Make an exact copy of the entries below with the pictures removed.

################

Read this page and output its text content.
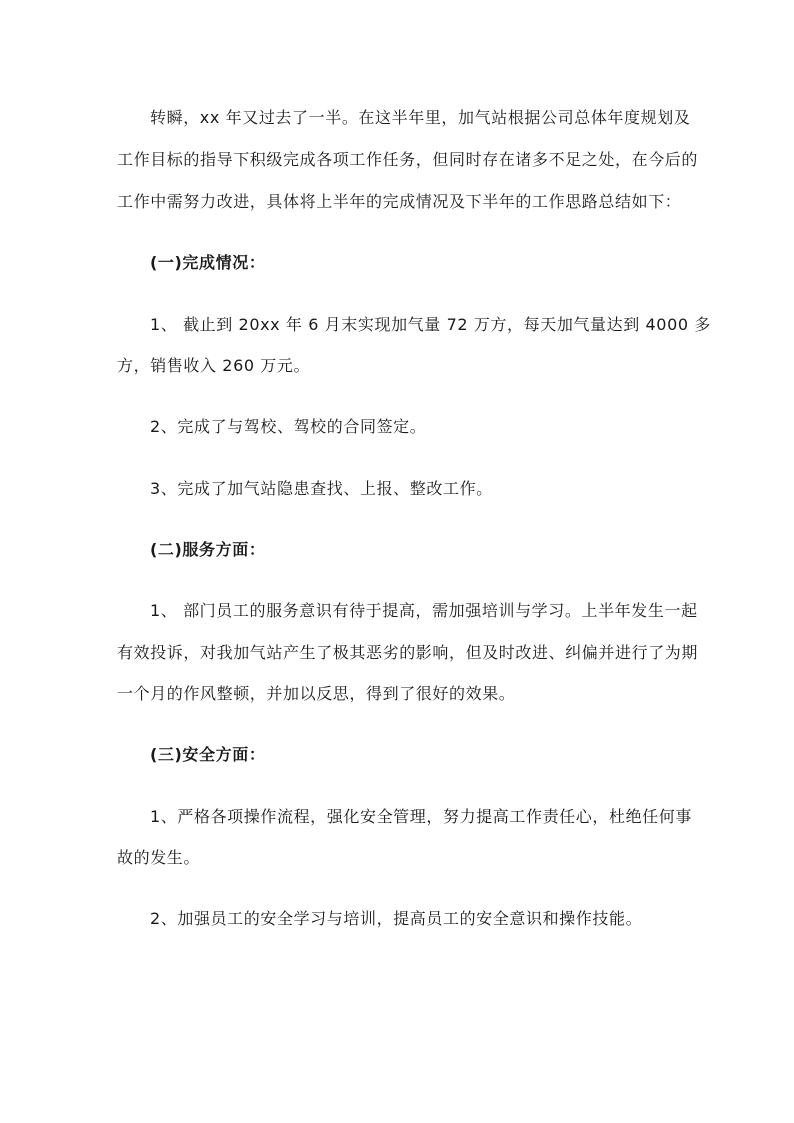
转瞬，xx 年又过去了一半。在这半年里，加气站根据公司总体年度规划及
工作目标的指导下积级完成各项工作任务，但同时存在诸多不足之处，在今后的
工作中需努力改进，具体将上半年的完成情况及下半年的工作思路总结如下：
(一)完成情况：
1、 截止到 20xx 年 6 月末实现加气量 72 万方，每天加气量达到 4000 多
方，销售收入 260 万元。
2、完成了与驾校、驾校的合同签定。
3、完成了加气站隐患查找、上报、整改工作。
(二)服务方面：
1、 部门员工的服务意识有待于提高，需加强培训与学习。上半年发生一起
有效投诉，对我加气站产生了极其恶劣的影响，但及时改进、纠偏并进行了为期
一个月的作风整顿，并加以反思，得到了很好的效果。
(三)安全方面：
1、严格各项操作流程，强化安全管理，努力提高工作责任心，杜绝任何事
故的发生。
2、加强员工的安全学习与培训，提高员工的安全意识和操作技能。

################

Complete output:
Read this page and output its text content.
转瞬，xx 年又过去了一半。在这半年里，加气站根据公司总体年度规划及
工作目标的指导下积级完成各项工作任务，但同时存在诸多不足之处，在今后的
工作中需努力改进，具体将上半年的完成情况及下半年的工作思路总结如下：
(一)完成情况：
1、 截止到 20xx 年 6 月末实现加气量 72 万方，每天加气量达到 4000 多
方，销售收入 260 万元。
2、完成了与驾校、驾校的合同签定。
3、完成了加气站隐患查找、上报、整改工作。
(二)服务方面：
1、 部门员工的服务意识有待于提高，需加强培训与学习。上半年发生一起
有效投诉，对我加气站产生了极其恶劣的影响，但及时改进、纠偏并进行了为期
一个月的作风整顿，并加以反思，得到了很好的效果。
(三)安全方面：
1、严格各项操作流程，强化安全管理，努力提高工作责任心，杜绝任何事
故的发生。
2、加强员工的安全学习与培训，提高员工的安全意识和操作技能。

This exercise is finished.